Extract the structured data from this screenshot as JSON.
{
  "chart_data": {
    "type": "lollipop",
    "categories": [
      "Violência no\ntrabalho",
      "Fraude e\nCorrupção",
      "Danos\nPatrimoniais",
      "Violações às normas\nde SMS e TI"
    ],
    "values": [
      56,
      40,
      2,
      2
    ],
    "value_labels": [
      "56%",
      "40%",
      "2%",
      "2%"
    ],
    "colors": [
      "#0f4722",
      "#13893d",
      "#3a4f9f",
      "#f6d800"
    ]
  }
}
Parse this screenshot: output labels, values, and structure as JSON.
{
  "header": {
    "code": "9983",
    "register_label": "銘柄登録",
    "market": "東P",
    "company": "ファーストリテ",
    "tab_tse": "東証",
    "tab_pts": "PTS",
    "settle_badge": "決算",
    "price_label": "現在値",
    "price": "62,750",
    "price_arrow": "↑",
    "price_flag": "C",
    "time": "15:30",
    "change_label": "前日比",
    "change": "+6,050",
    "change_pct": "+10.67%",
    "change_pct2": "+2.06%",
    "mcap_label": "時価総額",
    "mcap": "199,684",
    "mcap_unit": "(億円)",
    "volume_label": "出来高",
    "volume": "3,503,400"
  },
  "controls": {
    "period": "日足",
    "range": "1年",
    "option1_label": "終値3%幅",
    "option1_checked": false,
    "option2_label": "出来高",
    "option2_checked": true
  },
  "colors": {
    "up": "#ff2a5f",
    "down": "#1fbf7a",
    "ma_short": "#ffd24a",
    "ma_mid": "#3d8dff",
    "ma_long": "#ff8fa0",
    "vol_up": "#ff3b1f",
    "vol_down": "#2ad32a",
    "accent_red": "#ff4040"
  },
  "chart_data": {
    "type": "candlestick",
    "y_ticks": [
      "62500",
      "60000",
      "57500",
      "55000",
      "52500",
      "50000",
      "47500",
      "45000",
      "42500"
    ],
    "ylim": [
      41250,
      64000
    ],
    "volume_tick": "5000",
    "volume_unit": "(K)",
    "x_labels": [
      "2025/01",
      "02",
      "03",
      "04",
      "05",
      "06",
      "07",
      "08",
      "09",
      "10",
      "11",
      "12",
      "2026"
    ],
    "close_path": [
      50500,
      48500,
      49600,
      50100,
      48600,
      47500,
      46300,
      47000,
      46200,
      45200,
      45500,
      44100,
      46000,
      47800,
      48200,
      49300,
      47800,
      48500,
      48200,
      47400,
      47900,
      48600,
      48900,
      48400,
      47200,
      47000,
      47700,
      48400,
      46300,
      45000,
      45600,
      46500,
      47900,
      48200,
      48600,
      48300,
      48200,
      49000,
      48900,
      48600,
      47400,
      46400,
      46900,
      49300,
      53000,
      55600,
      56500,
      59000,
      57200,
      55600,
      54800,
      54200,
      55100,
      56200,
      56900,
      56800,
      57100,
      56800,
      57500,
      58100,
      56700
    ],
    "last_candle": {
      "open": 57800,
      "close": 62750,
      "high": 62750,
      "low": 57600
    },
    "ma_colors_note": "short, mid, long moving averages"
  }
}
::::::
REQUIRED WORK
Each record must be returned exactly as it is written.

COMPLETED TASK
Extract the structured data from this screenshot as JSON.
{
  "chart_data": {
    "type": "lollipop",
    "categories": [
      "Violência no\ntrabalho",
      "Fraude e\nCorrupção",
      "Danos\nPatrimoniais",
      "Violações às normas\nde SMS e TI"
    ],
    "values": [
      56,
      40,
      2,
      2
    ],
    "value_labels": [
      "56%",
      "40%",
      "2%",
      "2%"
    ],
    "colors": [
      "#0f4722",
      "#13893d",
      "#3a4f9f",
      "#f6d800"
    ]
  }
}
Parse this screenshot: output labels, values, and structure as JSON.
{
  "header": {
    "code": "9983",
    "register_label": "銘柄登録",
    "market": "東P",
    "company": "ファーストリテ",
    "tab_tse": "東証",
    "tab_pts": "PTS",
    "settle_badge": "決算",
    "price_label": "現在値",
    "price": "62,750",
    "price_arrow": "↑",
    "price_flag": "C",
    "time": "15:30",
    "change_label": "前日比",
    "change": "+6,050",
    "change_pct": "+10.67%",
    "change_pct2": "+2.06%",
    "mcap_label": "時価総額",
    "mcap": "199,684",
    "mcap_unit": "(億円)",
    "volume_label": "出来高",
    "volume": "3,503,400"
  },
  "controls": {
    "period": "日足",
    "range": "1年",
    "option1_label": "終値3%幅",
    "option1_checked": false,
    "option2_label": "出来高",
    "option2_checked": true
  },
  "colors": {
    "up": "#ff2a5f",
    "down": "#1fbf7a",
    "ma_short": "#ffd24a",
    "ma_mid": "#3d8dff",
    "ma_long": "#ff8fa0",
    "vol_up": "#ff3b1f",
    "vol_down": "#2ad32a",
    "accent_red": "#ff4040"
  },
  "chart_data": {
    "type": "candlestick",
    "y_ticks": [
      "62500",
      "60000",
      "57500",
      "55000",
      "52500",
      "50000",
      "47500",
      "45000",
      "42500"
    ],
    "ylim": [
      41250,
      64000
    ],
    "volume_tick": "5000",
    "volume_unit": "(K)",
    "x_labels": [
      "2025/01",
      "02",
      "03",
      "04",
      "05",
      "06",
      "07",
      "08",
      "09",
      "10",
      "11",
      "12",
      "2026"
    ],
    "close_path": [
      50500,
      48500,
      49600,
      50100,
      48600,
      47500,
      46300,
      47000,
      46200,
      45200,
      45500,
      44100,
      46000,
      47800,
      48200,
      49300,
      47800,
      48500,
      48200,
      47400,
      47900,
      48600,
      48900,
      48400,
      47200,
      47000,
      47700,
      48400,
      46300,
      45000,
      45600,
      46500,
      47900,
      48200,
      48600,
      48300,
      48200,
      49000,
      48900,
      48600,
      47400,
      46400,
      46900,
      49300,
      53000,
      55600,
      56500,
      59000,
      57200,
      55600,
      54800,
      54200,
      55100,
      56200,
      56900,
      56800,
      57100,
      56800,
      57500,
      58100,
      56700
    ],
    "last_candle": {
      "open": 57800,
      "close": 62750,
      "high": 62750,
      "low": 57600
    },
    "ma_colors_note": "short, mid, long moving averages"
  }
}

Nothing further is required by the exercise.